──────── Предложенный текст ────────

Потом у нас с К. был перерыв, я уехал, но я часто наезжал в Москву в 90-х. Я подарил ей ювелирную безделушку работы племянницы моей жены. Она подарила мне волшебную «Розу Мира» Даниила Андреева. Мы ходили вместе в театр. Посмотрите на фото 95-го года, нам уже скоро по шестьдесят. Мы у кого-то в гостях. Я показал ей на большую птицу рядом: это наш ребенок. Какой еще мог бы быть ребенок у неё, ласточки, и меня, перелетной птицы? Еще через десять лет она мне сказала: «У меня никогда не будет внуков». Я спросил: «Почему, что он у тебя – гей?» – «Нет». Я так и не понял причины. Ему было еще только 35, но внуков нет и сейчас. У этой птицы рядом с нами не будет потомства. Когда речь зашла о муже, она сказала: «Отношения у нас, как понимаешь, сейчас очень спокойные.» Как-то я ночевал у неё у Речного Вокзала. Муж был в другой их квартире, в Черноголовке. Конечно, мы спали в разных комнатах, у нас тоже были спокойные отношения. Мы снова поехали на её дачу в Абрамцево. Ее отец уже умер, а молчаливая мать, которая всегда на моей памяти только сидела и читала какую-нибудь книгу, я никогда не слышал от неё ни слова, умерла уже давно. Гулять по лесу было опасно, там близко был какой-то нацистский лагерь. Мы пошли в другую сторону. Мы поцеловались у памятника Сергию Радонежскому, и я заплакал.

──────── Фрагмент источника ────────

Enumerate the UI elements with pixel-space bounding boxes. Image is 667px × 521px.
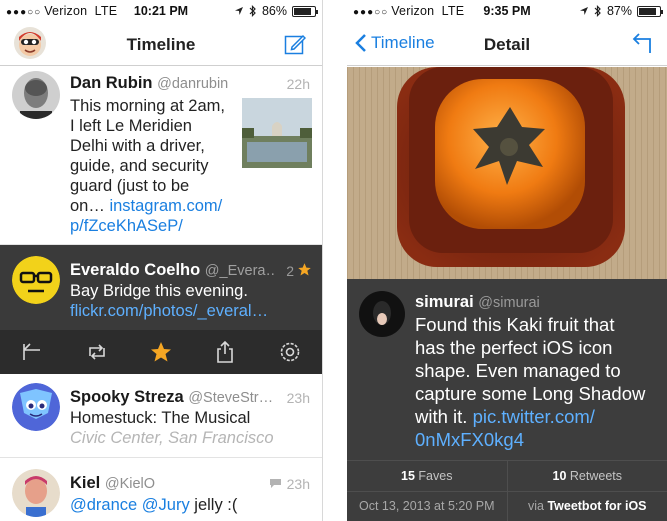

────────

Что нужно сделать:
1. Какую книгу К. подарила рассказчику в воспоминаниях о встречах с ней?
2. Допишите продолжение воспоминаний о К. после последнего предложения.

Итоговые ответы:
1. «Розу Мира» Даниила Андреева.

2.
Пока еще толком не было интернета, она посылала мне открытки, а одно письмо, посланное, до тех встреч, в 94-м с конференции в Германии (в те годы Сорос финансировал нищих россиян), было особым, и она уже не может ни разрешить, ни запретить мне привести строки оттуда: «Когда-то после твоего отъезда я мечтала, что мы с тобой встретимся где-нибудь за границей, так как не надеялась, что ты когда-нибудь сможешь приехать в Москву. Мне всегда очень хотелось сказать тебе, как ты мне дорог, как много ты сделал, чтобы я стала такой, какая я есть. Я помню, как ты читал мне стихи, пересказывал Бунина, Набокова, Кафку. Потом, когда я перечитывала всё это, впечатление было не таким ярким. Хоть мы были с тобой очень разными, ты был по-настоящему близким мне человеком, и, наверное, единственным, кому я могла бы доверить почти всё». Всё-таки почти, не совсем всё. И кончалось письмо так: «А может быть, нам лучше не видеться и просто помолчать по телефону, как раньше. Не тоскуй, живи долго и будь счастлив. Твоя К. Ц.» Ц. означает «целую».
Её подруга, которая тоже училась в нашей группе, а теперь тоже преподавала в том же вузе, уже называвшемся Академией, дразнила её, что она дает поблажки какому-то студенту, потому что он похож на меня. Может быть, она меня все-таки любила? Сквозит ли в этом письме любовь? Нет, лишь нежная дружба. Может, и её было бы достаточно, чтобы прожить вместе жизнь. А я? Спрашиваю самого себя, как у Цветаевой Гамлет опускается из «Но я её любил, как сорок тысяч братьев любить не могут!» до «Но я её (недоуменно) любил?» Ведь я так и не понял, что мы с ней были очень разными, столь же разными, как мой сонет и её письмо.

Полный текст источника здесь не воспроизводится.